**What is asked**. Each line of the data that includes the string "name" is to be copied out.
<<<<
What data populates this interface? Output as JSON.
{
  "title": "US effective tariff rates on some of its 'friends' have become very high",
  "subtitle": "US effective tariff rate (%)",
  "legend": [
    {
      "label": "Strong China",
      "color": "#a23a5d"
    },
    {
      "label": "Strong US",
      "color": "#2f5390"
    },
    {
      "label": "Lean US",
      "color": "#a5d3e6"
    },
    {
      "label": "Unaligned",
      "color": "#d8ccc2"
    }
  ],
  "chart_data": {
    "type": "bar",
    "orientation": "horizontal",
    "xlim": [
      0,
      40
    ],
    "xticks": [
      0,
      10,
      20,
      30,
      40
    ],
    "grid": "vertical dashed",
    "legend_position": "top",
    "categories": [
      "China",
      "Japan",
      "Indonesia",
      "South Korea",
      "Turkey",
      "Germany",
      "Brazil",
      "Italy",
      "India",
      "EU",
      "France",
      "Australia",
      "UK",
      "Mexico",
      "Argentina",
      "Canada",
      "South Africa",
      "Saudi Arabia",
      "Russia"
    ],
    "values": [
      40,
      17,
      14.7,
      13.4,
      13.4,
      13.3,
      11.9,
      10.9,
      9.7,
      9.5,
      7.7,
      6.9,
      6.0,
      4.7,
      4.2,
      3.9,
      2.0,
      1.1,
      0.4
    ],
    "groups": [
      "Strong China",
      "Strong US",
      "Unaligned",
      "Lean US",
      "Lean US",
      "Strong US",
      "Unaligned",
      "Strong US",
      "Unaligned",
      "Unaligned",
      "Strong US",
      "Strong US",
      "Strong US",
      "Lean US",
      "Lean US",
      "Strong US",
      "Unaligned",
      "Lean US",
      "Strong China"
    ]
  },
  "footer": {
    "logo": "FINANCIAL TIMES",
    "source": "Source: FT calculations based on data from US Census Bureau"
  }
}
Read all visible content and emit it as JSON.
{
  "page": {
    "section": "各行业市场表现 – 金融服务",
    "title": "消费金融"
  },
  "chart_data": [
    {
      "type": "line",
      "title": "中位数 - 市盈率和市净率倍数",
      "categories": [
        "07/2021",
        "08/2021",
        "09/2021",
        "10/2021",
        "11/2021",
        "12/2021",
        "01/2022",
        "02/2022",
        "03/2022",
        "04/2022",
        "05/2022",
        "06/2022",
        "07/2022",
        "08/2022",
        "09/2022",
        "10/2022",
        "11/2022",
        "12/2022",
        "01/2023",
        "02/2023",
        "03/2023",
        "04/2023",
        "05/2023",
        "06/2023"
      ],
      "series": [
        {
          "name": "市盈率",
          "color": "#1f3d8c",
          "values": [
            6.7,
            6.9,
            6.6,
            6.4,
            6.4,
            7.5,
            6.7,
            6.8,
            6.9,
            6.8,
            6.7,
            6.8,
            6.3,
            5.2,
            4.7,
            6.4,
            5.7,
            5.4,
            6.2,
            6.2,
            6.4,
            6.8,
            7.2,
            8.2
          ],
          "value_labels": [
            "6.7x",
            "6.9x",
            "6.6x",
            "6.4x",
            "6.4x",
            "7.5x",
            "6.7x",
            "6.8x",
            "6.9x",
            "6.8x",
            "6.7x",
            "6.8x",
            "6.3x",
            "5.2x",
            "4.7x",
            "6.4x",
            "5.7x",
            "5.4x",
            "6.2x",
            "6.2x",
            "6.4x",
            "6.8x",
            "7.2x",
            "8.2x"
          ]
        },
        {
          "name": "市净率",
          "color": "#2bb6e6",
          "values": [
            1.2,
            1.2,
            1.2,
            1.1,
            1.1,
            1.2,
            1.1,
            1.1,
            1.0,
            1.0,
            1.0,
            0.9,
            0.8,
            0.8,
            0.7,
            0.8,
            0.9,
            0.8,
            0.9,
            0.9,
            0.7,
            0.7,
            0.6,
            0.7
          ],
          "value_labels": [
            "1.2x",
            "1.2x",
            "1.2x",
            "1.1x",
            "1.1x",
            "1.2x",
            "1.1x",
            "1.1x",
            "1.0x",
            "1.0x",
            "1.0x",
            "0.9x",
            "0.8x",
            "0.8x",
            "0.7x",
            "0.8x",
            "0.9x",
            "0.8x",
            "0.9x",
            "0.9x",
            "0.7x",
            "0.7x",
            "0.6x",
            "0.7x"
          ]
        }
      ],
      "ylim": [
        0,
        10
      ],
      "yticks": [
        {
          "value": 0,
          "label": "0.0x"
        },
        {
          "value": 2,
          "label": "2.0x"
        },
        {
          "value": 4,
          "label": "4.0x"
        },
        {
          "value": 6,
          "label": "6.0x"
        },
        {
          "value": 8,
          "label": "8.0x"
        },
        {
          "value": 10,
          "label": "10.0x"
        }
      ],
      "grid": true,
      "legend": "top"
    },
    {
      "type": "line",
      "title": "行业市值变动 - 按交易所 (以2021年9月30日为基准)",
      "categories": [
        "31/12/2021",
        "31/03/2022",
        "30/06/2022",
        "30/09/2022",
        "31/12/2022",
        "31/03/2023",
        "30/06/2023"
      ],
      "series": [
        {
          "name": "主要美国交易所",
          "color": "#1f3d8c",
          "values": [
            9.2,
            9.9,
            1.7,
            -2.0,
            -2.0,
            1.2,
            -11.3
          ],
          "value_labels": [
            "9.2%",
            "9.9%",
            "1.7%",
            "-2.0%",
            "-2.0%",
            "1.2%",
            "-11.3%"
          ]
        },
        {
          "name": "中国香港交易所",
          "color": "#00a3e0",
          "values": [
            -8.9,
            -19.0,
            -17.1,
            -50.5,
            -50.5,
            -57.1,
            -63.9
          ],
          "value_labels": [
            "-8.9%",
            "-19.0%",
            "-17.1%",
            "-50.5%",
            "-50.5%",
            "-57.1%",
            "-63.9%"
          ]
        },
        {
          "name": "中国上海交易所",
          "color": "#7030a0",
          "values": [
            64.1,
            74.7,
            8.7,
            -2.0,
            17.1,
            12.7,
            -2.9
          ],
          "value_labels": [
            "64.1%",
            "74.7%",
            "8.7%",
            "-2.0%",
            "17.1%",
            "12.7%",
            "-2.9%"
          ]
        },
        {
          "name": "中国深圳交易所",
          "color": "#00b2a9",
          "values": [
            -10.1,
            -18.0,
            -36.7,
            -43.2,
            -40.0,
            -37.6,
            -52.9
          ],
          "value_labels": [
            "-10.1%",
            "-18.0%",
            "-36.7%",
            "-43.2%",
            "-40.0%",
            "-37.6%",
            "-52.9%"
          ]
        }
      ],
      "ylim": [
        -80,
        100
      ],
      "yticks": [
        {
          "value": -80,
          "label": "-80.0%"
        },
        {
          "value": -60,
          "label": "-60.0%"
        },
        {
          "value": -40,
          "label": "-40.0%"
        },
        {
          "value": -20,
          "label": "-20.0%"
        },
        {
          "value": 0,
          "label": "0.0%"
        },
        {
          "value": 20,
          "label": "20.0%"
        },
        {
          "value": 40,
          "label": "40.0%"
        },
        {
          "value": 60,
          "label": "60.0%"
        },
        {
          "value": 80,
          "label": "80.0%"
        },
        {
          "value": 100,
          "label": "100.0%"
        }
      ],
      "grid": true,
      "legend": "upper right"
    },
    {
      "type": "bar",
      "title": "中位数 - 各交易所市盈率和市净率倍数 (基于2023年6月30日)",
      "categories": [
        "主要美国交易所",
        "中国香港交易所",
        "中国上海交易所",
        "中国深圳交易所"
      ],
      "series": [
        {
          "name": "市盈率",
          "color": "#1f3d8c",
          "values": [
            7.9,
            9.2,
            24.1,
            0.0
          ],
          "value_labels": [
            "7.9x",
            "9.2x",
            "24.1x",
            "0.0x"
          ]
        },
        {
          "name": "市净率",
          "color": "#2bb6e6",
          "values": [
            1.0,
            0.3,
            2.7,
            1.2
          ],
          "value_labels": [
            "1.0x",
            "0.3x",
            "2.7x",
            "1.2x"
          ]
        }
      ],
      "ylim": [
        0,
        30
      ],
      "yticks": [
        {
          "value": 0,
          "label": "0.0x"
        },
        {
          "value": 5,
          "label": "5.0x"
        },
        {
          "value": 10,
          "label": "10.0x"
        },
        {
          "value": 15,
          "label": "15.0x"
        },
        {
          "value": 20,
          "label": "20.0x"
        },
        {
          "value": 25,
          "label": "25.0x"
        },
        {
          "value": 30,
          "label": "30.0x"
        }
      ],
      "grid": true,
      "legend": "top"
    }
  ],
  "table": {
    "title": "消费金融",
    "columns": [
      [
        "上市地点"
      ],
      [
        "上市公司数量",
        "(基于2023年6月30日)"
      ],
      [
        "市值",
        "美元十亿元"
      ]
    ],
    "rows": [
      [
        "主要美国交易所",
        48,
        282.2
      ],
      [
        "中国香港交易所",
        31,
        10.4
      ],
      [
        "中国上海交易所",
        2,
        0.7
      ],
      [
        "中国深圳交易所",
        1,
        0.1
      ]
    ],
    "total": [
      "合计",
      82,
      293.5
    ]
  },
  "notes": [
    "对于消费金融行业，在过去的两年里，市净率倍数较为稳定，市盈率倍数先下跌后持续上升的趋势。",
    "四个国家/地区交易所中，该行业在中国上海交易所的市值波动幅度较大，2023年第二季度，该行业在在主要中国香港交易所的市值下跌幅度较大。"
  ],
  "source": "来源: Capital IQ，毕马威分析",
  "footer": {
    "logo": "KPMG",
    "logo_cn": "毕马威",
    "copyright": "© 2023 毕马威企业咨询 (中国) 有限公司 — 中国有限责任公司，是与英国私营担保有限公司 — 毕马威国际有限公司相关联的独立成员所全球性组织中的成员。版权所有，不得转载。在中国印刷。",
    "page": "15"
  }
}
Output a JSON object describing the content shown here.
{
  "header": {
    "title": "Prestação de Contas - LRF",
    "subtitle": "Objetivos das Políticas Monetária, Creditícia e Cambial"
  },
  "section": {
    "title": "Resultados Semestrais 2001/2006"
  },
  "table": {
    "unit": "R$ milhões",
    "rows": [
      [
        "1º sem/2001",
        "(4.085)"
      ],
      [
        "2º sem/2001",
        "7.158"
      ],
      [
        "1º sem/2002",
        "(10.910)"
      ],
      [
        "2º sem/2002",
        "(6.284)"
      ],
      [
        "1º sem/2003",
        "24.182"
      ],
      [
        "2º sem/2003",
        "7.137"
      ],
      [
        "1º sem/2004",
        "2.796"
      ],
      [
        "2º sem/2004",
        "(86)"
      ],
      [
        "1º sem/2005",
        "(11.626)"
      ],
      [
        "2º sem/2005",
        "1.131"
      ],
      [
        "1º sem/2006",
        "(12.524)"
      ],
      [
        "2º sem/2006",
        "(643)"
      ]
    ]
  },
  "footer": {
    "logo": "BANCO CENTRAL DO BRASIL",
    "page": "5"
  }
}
>>>>
**The completed task**.
          "name": "市盈率",
          "name": "市净率",
          "name": "主要美国交易所",
          "name": "中国香港交易所",
          "name": "中国上海交易所",
          "name": "中国深圳交易所",
          "name": "市盈率",
          "name": "市净率",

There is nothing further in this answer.